Dataset listings of figures
(begin)

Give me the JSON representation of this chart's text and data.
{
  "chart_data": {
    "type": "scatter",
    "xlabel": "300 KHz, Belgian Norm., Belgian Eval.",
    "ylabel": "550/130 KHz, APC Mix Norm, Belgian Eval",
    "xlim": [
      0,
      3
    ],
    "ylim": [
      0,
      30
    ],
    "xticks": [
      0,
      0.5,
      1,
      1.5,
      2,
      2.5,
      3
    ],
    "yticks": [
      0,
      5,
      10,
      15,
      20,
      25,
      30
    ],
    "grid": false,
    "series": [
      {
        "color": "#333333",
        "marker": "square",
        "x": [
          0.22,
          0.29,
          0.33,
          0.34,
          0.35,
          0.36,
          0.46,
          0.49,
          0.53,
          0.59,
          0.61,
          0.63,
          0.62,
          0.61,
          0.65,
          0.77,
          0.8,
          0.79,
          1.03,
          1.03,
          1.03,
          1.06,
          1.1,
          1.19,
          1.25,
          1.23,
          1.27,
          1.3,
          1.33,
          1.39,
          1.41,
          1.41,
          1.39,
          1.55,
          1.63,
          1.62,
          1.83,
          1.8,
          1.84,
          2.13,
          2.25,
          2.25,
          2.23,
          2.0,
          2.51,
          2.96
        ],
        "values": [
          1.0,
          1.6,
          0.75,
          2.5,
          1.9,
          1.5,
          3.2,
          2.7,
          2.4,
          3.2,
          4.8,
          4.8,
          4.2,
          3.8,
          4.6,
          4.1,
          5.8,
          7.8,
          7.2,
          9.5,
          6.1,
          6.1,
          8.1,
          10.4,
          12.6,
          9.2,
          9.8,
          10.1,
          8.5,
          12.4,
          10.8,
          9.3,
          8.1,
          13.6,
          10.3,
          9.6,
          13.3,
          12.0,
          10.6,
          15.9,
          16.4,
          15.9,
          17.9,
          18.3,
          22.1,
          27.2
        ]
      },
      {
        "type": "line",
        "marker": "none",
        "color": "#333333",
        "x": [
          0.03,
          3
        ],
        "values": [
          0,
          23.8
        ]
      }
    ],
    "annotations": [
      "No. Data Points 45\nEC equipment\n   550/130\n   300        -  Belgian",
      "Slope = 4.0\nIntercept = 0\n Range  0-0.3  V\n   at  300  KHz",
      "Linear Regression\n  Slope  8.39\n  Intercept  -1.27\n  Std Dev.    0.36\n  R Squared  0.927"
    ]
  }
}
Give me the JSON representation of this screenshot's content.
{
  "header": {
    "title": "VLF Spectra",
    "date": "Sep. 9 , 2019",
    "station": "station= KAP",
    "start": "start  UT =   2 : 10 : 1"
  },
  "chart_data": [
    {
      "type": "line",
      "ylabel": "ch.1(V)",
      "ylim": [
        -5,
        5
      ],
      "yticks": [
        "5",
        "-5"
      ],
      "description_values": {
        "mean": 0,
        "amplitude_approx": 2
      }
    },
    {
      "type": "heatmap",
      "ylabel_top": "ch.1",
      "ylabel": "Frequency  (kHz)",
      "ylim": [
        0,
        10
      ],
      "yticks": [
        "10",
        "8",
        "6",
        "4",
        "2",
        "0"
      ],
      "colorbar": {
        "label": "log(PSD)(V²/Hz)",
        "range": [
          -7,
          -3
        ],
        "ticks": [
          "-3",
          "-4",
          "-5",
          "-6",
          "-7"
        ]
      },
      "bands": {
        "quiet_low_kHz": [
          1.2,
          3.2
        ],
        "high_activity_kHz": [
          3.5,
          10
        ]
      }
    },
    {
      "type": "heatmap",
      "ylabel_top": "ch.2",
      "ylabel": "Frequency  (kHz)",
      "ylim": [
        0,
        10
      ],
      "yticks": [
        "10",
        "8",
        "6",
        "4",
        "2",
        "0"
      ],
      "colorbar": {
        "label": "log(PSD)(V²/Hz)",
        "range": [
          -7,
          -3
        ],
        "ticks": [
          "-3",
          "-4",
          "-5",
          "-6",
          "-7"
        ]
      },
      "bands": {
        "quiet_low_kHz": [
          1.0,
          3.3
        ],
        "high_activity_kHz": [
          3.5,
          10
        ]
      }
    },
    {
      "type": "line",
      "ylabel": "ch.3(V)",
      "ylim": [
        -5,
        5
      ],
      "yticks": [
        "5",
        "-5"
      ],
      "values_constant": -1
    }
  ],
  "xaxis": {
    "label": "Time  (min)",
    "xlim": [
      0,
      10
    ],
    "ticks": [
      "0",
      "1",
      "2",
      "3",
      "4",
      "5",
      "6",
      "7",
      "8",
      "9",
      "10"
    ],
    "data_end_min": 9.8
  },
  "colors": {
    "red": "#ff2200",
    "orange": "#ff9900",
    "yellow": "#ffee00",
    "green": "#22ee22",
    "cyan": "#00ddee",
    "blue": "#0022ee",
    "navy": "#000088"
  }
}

(end)

What needs to be done – Transcribe all of the entries without altering anything.

The solution –
Give me the JSON representation of this chart's text and data.
{
  "chart_data": {
    "type": "scatter",
    "xlabel": "300 KHz, Belgian Norm., Belgian Eval.",
    "ylabel": "550/130 KHz, APC Mix Norm, Belgian Eval",
    "xlim": [
      0,
      3
    ],
    "ylim": [
      0,
      30
    ],
    "xticks": [
      0,
      0.5,
      1,
      1.5,
      2,
      2.5,
      3
    ],
    "yticks": [
      0,
      5,
      10,
      15,
      20,
      25,
      30
    ],
    "grid": false,
    "series": [
      {
        "color": "#333333",
        "marker": "square",
        "x": [
          0.22,
          0.29,
          0.33,
          0.34,
          0.35,
          0.36,
          0.46,
          0.49,
          0.53,
          0.59,
          0.61,
          0.63,
          0.62,
          0.61,
          0.65,
          0.77,
          0.8,
          0.79,
          1.03,
          1.03,
          1.03,
          1.06,
          1.1,
          1.19,
          1.25,
          1.23,
          1.27,
          1.3,
          1.33,
          1.39,
          1.41,
          1.41,
          1.39,
          1.55,
          1.63,
          1.62,
          1.83,
          1.8,
          1.84,
          2.13,
          2.25,
          2.25,
          2.23,
          2.0,
          2.51,
          2.96
        ],
        "values": [
          1.0,
          1.6,
          0.75,
          2.5,
          1.9,
          1.5,
          3.2,
          2.7,
          2.4,
          3.2,
          4.8,
          4.8,
          4.2,
          3.8,
          4.6,
          4.1,
          5.8,
          7.8,
          7.2,
          9.5,
          6.1,
          6.1,
          8.1,
          10.4,
          12.6,
          9.2,
          9.8,
          10.1,
          8.5,
          12.4,
          10.8,
          9.3,
          8.1,
          13.6,
          10.3,
          9.6,
          13.3,
          12.0,
          10.6,
          15.9,
          16.4,
          15.9,
          17.9,
          18.3,
          22.1,
          27.2
        ]
      },
      {
        "type": "line",
        "marker": "none",
        "color": "#333333",
        "x": [
          0.03,
          3
        ],
        "values": [
          0,
          23.8
        ]
      }
    ],
    "annotations": [
      "No. Data Points 45\nEC equipment\n   550/130\n   300        -  Belgian",
      "Slope = 4.0\nIntercept = 0\n Range  0-0.3  V\n   at  300  KHz",
      "Linear Regression\n  Slope  8.39\n  Intercept  -1.27\n  Std Dev.    0.36\n  R Squared  0.927"
    ]
  }
}
Give me the JSON representation of this screenshot's content.
{
  "header": {
    "title": "VLF Spectra",
    "date": "Sep. 9 , 2019",
    "station": "station= KAP",
    "start": "start  UT =   2 : 10 : 1"
  },
  "chart_data": [
    {
      "type": "line",
      "ylabel": "ch.1(V)",
      "ylim": [
        -5,
        5
      ],
      "yticks": [
        "5",
        "-5"
      ],
      "description_values": {
        "mean": 0,
        "amplitude_approx": 2
      }
    },
    {
      "type": "heatmap",
      "ylabel_top": "ch.1",
      "ylabel": "Frequency  (kHz)",
      "ylim": [
        0,
        10
      ],
      "yticks": [
        "10",
        "8",
        "6",
        "4",
        "2",
        "0"
      ],
      "colorbar": {
        "label": "log(PSD)(V²/Hz)",
        "range": [
          -7,
          -3
        ],
        "ticks": [
          "-3",
          "-4",
          "-5",
          "-6",
          "-7"
        ]
      },
      "bands": {
        "quiet_low_kHz": [
          1.2,
          3.2
        ],
        "high_activity_kHz": [
          3.5,
          10
        ]
      }
    },
    {
      "type": "heatmap",
      "ylabel_top": "ch.2",
      "ylabel": "Frequency  (kHz)",
      "ylim": [
        0,
        10
      ],
      "yticks": [
        "10",
        "8",
        "6",
        "4",
        "2",
        "0"
      ],
      "colorbar": {
        "label": "log(PSD)(V²/Hz)",
        "range": [
          -7,
          -3
        ],
        "ticks": [
          "-3",
          "-4",
          "-5",
          "-6",
          "-7"
        ]
      },
      "bands": {
        "quiet_low_kHz": [
          1.0,
          3.3
        ],
        "high_activity_kHz": [
          3.5,
          10
        ]
      }
    },
    {
      "type": "line",
      "ylabel": "ch.3(V)",
      "ylim": [
        -5,
        5
      ],
      "yticks": [
        "5",
        "-5"
      ],
      "values_constant": -1
    }
  ],
  "xaxis": {
    "label": "Time  (min)",
    "xlim": [
      0,
      10
    ],
    "ticks": [
      "0",
      "1",
      "2",
      "3",
      "4",
      "5",
      "6",
      "7",
      "8",
      "9",
      "10"
    ],
    "data_end_min": 9.8
  },
  "colors": {
    "red": "#ff2200",
    "orange": "#ff9900",
    "yellow": "#ffee00",
    "green": "#22ee22",
    "cyan": "#00ddee",
    "blue": "#0022ee",
    "navy": "#000088"
  }
}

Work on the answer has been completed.